# DIRECTIONS FOR THIS TASK:
Scan the lines below; pull out those with "icon".

------ RECORD SET ------

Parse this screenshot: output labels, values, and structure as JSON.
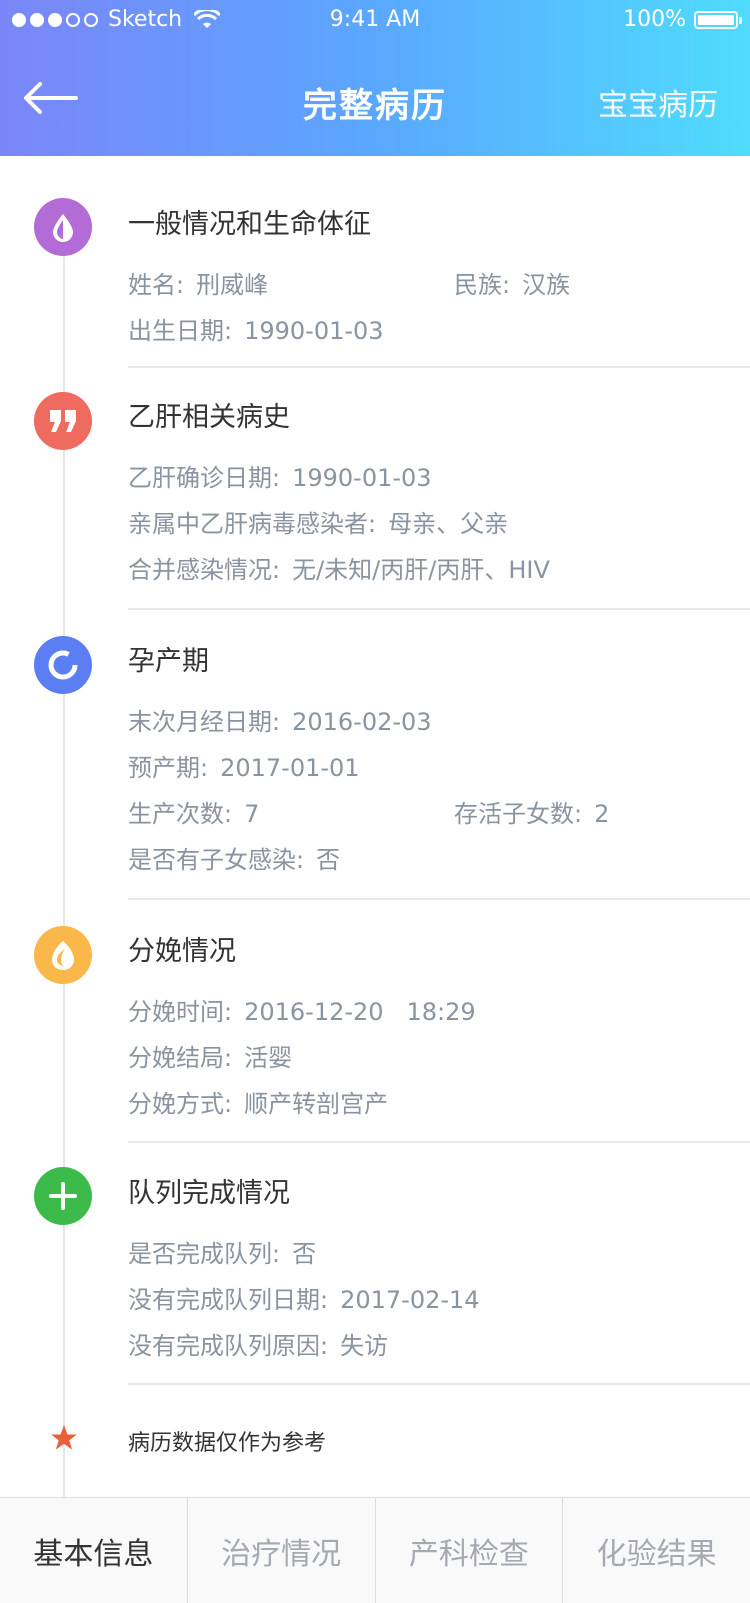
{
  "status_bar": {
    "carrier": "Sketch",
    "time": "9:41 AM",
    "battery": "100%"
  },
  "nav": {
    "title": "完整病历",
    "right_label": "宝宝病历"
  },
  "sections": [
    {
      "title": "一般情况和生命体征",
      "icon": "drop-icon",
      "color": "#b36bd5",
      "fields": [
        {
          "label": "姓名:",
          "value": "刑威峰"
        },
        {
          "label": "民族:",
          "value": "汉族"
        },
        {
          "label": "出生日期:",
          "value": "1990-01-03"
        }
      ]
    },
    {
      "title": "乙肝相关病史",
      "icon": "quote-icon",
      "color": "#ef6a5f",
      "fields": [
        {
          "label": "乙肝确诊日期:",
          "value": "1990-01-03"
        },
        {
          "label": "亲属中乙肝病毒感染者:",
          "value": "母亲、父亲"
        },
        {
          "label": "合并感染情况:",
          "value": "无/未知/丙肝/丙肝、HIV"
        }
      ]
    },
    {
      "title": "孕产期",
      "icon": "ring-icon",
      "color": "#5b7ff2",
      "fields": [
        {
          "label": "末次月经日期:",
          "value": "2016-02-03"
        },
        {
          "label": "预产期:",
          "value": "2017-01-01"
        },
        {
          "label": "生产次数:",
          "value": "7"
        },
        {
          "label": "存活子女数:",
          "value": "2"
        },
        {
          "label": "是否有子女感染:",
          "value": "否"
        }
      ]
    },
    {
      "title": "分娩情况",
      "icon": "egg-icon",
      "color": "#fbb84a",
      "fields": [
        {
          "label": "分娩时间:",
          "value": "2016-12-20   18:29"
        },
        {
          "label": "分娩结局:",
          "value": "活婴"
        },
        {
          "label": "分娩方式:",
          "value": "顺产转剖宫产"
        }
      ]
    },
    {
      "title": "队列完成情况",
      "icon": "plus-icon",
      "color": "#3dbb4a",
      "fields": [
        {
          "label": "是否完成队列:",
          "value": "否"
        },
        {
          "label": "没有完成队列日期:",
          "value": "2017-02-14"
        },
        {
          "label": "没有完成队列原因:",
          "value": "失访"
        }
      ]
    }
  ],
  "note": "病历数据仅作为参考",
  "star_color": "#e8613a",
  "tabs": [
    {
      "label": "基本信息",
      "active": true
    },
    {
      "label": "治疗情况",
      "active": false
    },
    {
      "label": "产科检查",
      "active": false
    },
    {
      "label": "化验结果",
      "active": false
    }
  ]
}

------
------ RECORD SET ------

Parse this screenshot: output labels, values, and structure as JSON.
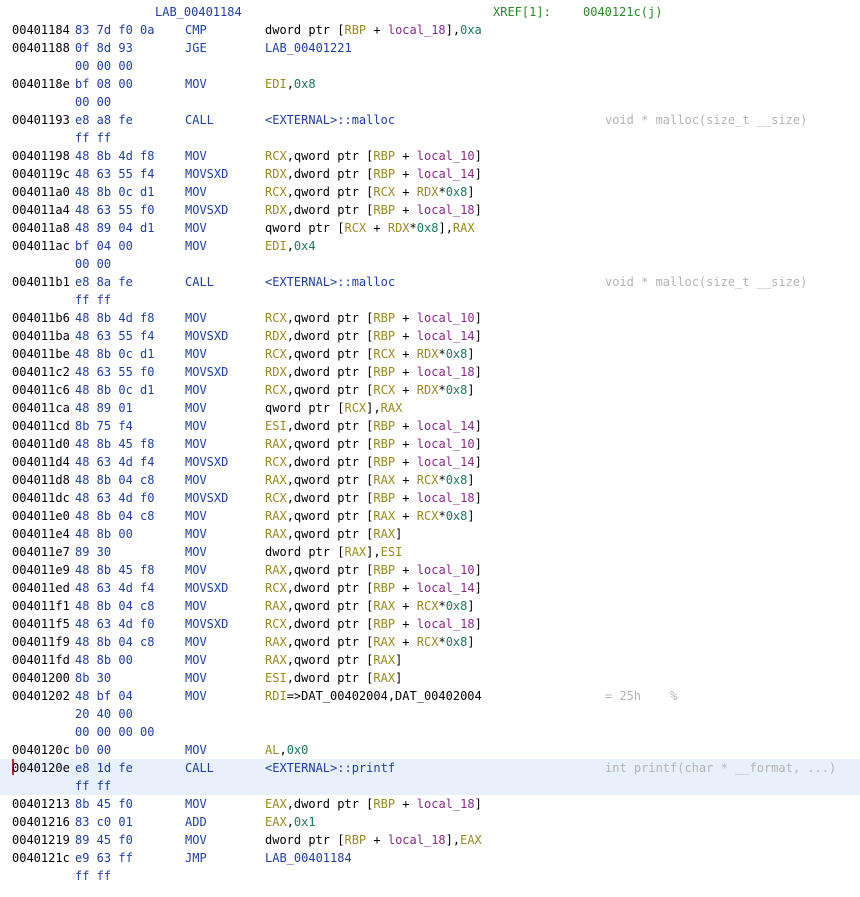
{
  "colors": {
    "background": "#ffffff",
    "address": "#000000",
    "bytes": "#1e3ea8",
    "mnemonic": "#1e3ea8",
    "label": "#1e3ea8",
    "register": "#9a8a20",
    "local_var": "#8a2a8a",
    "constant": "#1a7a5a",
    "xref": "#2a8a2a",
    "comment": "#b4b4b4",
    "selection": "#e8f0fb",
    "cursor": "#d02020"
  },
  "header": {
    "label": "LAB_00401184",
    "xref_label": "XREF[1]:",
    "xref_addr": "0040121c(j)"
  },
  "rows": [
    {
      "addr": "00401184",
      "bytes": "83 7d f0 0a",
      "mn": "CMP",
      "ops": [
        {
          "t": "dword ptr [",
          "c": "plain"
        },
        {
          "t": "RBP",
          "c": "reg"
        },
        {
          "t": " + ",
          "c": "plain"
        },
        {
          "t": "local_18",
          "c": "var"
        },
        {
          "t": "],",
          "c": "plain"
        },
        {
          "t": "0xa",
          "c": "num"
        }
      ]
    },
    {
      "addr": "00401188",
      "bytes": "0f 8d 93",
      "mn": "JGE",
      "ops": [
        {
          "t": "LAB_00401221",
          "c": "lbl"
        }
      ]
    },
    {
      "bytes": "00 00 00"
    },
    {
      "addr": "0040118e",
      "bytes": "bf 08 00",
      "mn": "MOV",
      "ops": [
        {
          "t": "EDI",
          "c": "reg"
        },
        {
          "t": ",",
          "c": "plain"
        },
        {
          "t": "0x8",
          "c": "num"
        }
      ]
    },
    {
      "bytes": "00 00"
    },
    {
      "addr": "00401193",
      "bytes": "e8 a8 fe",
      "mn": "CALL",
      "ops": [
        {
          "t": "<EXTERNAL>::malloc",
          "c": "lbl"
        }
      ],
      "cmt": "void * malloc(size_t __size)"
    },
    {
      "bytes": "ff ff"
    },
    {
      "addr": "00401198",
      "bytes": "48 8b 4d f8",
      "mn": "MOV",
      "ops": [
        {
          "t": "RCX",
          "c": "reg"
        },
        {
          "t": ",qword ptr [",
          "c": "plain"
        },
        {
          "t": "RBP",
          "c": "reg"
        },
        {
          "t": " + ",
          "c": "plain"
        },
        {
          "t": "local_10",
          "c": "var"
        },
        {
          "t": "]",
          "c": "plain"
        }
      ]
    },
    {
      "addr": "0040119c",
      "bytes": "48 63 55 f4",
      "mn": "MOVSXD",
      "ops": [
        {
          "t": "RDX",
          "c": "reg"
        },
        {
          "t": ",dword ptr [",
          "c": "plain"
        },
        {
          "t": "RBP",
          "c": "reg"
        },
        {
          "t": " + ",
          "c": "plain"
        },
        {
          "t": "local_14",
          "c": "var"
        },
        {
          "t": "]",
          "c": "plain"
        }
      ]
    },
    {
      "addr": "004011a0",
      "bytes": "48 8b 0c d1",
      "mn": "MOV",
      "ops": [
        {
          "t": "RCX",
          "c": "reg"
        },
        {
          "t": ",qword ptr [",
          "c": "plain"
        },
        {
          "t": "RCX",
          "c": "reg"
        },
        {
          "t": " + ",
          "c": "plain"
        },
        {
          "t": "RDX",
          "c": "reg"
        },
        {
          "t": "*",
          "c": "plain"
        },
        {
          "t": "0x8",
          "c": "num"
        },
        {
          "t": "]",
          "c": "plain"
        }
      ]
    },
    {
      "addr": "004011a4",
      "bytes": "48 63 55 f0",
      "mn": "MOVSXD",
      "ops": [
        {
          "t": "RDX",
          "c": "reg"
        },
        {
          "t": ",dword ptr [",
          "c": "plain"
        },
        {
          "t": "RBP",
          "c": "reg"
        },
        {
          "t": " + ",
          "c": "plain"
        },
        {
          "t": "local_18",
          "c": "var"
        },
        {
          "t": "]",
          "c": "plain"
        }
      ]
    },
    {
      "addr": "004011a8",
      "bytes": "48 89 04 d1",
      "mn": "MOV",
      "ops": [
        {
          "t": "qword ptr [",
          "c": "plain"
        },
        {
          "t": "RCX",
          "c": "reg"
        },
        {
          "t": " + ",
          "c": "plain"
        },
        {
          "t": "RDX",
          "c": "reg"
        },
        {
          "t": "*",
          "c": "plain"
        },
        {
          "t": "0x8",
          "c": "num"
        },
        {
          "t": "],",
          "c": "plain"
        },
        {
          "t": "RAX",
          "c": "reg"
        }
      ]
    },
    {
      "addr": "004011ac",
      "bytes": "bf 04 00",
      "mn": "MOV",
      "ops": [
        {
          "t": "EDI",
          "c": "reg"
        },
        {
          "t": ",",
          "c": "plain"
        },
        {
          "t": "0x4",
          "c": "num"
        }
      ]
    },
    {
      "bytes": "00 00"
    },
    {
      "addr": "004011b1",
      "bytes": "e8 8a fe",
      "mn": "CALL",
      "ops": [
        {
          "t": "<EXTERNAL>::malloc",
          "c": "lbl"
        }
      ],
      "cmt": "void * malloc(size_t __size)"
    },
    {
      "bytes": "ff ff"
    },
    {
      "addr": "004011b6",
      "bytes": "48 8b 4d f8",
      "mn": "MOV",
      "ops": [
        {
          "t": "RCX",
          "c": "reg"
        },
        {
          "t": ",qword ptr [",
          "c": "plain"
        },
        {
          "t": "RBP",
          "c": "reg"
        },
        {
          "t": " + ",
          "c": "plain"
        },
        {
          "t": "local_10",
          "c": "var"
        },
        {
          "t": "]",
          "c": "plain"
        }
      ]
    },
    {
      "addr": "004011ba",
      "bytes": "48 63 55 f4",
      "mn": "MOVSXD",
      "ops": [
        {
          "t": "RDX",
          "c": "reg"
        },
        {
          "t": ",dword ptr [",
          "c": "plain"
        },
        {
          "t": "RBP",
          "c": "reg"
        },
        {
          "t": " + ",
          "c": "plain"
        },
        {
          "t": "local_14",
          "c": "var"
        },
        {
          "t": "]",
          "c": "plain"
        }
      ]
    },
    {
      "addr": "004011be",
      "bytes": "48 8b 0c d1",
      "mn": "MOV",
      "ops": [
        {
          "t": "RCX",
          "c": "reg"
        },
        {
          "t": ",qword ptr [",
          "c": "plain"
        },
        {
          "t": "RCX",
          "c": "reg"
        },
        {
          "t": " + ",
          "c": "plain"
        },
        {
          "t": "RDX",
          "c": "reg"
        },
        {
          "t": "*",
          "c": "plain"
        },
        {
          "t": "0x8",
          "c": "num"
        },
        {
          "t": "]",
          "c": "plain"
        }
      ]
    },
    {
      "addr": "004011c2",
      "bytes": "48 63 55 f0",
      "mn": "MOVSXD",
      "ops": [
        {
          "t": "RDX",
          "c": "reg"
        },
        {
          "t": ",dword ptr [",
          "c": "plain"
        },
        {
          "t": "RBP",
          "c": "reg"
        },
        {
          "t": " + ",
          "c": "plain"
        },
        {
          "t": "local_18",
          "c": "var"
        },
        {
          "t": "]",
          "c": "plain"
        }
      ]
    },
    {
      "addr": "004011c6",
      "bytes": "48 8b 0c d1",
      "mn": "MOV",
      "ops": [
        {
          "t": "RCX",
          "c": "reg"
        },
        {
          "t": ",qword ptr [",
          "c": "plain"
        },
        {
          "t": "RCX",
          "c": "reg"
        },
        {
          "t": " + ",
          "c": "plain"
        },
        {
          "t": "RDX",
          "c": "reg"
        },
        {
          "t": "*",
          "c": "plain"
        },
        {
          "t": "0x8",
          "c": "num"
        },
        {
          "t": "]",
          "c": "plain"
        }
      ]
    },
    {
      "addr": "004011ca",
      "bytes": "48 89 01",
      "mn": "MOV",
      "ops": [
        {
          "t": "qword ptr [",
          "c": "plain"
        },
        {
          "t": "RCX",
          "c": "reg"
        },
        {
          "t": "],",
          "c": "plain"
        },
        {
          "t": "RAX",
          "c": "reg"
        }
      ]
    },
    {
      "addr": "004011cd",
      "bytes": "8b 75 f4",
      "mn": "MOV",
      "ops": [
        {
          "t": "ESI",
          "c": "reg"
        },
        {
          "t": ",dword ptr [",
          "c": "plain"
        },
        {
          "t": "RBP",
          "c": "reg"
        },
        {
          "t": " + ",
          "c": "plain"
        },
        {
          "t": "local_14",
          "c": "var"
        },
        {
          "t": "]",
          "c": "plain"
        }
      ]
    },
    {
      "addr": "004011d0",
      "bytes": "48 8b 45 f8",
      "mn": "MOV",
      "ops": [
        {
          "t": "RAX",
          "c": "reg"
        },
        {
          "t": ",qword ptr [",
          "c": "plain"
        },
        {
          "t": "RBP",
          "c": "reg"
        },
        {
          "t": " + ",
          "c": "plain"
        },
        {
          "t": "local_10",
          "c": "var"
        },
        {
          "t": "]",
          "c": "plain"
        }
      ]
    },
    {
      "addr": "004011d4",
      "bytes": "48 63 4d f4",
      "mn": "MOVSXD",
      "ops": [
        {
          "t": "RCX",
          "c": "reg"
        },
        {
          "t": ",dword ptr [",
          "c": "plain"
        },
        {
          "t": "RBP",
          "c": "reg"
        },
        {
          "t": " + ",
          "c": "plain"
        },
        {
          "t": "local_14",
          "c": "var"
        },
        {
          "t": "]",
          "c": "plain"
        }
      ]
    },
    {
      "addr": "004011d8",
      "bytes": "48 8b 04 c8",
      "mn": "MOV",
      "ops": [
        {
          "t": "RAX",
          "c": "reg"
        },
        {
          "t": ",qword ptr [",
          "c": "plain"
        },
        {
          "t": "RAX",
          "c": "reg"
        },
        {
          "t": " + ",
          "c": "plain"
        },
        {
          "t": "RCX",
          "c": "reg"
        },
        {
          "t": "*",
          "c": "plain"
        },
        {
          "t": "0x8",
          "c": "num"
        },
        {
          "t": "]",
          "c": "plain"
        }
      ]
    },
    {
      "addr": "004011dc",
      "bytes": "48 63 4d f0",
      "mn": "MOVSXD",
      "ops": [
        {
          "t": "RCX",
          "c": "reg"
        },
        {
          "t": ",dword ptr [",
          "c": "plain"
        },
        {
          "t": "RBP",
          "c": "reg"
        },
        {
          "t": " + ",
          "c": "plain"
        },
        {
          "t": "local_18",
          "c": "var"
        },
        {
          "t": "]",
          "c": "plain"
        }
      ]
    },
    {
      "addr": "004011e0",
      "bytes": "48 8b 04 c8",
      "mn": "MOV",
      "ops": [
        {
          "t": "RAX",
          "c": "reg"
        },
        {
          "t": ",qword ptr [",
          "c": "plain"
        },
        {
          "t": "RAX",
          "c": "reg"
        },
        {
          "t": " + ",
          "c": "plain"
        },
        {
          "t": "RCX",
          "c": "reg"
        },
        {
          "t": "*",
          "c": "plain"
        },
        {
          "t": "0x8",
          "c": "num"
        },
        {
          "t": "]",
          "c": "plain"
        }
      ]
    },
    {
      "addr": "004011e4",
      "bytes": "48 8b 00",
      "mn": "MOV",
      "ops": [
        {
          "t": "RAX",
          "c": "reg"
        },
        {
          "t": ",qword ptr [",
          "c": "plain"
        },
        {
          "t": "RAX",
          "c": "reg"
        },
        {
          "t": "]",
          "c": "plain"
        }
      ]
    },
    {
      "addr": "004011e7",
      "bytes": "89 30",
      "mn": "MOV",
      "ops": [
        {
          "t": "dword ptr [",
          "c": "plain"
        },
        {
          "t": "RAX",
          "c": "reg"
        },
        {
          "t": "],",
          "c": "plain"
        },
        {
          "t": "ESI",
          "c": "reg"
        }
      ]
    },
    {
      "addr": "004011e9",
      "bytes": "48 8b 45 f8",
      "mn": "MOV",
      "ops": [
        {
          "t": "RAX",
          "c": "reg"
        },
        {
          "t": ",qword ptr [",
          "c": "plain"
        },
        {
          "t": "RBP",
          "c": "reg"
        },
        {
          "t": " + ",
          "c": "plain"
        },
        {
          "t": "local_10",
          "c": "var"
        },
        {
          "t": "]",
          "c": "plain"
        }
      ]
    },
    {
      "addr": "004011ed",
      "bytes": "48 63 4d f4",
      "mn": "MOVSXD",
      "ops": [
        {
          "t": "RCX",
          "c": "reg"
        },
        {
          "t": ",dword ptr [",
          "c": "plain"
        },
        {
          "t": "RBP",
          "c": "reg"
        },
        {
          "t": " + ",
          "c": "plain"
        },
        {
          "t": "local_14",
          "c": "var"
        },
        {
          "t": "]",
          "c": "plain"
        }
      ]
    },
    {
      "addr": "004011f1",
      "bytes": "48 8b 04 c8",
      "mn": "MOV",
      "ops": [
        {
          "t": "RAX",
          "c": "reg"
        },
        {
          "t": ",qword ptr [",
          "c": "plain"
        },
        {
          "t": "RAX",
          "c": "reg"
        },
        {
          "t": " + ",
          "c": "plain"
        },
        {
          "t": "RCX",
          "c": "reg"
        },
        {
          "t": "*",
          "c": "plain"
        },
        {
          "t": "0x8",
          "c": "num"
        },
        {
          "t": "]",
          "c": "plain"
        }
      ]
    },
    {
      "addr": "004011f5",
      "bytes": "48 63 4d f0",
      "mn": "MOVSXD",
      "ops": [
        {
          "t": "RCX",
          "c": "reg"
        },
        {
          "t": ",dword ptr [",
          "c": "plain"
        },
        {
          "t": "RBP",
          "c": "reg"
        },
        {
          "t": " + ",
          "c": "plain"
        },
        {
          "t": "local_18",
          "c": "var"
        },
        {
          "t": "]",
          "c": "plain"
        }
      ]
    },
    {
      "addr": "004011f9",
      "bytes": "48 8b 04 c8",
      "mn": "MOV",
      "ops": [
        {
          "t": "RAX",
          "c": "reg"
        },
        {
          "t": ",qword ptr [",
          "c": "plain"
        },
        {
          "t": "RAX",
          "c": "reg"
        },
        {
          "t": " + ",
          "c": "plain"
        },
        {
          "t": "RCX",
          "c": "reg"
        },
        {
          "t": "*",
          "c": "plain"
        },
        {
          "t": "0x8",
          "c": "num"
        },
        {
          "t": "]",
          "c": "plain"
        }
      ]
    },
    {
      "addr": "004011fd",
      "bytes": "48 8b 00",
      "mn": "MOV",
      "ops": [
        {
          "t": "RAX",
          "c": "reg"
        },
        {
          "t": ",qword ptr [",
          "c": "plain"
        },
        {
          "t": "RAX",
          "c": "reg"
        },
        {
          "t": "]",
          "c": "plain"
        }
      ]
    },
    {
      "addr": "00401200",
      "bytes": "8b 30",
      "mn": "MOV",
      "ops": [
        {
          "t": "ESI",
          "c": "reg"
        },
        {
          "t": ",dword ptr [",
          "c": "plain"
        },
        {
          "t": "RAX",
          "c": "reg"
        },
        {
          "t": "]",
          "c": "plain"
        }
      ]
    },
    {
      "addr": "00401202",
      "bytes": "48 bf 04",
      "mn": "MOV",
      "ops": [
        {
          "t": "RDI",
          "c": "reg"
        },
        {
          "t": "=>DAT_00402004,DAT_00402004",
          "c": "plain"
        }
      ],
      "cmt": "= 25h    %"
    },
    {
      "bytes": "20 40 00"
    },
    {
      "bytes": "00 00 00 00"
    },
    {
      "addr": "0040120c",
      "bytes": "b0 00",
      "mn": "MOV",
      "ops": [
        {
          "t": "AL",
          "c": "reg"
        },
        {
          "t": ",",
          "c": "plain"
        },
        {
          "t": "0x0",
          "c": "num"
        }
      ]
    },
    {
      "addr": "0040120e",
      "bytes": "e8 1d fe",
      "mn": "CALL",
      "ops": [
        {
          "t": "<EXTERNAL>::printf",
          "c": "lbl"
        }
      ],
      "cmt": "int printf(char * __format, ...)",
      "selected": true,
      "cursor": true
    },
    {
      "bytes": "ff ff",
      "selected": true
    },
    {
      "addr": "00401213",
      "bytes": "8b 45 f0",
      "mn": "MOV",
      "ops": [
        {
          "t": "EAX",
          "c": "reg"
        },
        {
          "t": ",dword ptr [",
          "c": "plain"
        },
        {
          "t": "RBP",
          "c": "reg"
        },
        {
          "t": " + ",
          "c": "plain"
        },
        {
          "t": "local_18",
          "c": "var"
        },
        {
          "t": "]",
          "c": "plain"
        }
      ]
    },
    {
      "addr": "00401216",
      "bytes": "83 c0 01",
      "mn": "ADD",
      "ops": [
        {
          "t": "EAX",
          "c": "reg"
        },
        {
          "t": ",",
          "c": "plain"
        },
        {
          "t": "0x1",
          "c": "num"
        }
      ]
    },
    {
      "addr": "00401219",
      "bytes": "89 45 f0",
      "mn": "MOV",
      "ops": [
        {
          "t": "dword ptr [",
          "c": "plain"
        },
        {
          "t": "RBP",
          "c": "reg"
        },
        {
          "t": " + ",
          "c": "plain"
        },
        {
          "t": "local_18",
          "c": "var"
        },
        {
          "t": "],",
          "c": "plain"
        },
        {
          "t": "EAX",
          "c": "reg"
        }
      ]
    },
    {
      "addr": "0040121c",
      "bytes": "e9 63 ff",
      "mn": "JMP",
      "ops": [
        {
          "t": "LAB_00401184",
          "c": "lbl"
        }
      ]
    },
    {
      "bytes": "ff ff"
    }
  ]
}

------

# EXERCISE RESPONSE:
      "icon": "drop-icon",
      "icon": "quote-icon",
      "icon": "ring-icon",
      "icon": "egg-icon",
      "icon": "plus-icon",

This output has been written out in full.